GIVEN REQUEST ::
Lines containing the word "color" are to be counted; state their number and nothing further.
# START OF LISTING
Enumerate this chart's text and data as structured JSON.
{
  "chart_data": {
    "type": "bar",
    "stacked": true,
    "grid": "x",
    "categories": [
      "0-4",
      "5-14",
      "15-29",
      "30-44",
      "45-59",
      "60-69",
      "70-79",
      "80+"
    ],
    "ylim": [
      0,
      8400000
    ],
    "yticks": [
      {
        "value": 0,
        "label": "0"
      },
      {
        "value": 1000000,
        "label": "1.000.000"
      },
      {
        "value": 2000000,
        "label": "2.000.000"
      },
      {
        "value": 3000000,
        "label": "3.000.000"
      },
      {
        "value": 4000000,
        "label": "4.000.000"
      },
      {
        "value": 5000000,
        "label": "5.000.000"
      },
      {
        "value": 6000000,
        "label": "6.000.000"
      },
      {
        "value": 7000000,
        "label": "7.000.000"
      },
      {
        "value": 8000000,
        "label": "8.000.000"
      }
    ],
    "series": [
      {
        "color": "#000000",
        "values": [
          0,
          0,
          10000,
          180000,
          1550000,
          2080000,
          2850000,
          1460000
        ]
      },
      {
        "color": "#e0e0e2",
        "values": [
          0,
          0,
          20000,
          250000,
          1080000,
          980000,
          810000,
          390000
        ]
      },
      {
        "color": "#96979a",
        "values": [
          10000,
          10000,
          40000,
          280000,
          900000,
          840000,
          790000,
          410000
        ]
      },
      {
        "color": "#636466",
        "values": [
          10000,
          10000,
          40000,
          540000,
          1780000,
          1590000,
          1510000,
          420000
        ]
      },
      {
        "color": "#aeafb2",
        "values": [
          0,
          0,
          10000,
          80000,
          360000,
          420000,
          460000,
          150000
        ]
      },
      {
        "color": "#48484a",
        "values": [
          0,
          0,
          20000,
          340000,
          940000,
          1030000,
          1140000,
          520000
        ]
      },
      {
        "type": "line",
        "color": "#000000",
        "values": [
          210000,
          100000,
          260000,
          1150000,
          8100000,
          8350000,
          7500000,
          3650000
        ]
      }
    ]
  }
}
# END OF LISTING
ANSWER IN FULL ::
7